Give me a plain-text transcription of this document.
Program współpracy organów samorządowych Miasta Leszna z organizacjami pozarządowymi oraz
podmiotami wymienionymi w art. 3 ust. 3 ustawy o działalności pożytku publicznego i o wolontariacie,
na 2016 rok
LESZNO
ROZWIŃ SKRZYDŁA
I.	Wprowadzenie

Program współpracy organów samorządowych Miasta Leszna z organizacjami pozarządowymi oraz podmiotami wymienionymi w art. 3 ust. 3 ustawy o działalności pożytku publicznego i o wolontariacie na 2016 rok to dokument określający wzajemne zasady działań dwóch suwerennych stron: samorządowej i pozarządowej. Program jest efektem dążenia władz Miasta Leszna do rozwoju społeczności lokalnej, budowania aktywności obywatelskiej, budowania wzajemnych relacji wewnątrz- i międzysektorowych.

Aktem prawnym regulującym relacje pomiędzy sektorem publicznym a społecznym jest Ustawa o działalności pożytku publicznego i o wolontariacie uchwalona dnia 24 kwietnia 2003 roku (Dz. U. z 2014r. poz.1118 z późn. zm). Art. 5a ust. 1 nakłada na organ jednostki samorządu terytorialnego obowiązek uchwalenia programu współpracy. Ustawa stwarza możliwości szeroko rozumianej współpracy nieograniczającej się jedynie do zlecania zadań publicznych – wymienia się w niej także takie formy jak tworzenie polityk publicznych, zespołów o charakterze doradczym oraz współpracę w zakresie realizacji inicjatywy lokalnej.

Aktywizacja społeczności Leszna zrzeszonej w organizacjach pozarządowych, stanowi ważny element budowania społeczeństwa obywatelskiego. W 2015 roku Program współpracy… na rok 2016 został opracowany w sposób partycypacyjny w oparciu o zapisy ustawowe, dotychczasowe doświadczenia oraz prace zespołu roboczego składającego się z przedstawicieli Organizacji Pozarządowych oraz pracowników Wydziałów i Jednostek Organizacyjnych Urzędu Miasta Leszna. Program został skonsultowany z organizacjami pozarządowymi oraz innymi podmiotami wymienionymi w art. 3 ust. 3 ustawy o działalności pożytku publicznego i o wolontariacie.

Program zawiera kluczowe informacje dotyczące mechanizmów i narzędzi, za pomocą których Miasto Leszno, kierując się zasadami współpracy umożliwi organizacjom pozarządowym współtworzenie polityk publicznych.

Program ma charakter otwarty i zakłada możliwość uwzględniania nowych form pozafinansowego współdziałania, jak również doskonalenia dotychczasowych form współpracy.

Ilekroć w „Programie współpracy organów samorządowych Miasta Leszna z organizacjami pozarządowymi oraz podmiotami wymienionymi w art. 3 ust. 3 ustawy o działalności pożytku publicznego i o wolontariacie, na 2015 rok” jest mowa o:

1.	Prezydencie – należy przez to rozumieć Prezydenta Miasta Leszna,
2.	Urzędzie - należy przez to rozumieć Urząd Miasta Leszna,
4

########

**PROBLEM DESCRIPTION**
Copy out all lines that carry the word "rozumieć".

**RESPONSE FOR THIS EXERCISE**
1.	Prezydencie – należy przez to rozumieć Prezydenta Miasta Leszna,
2.	Urzędzie - należy przez to rozumieć Urząd Miasta Leszna,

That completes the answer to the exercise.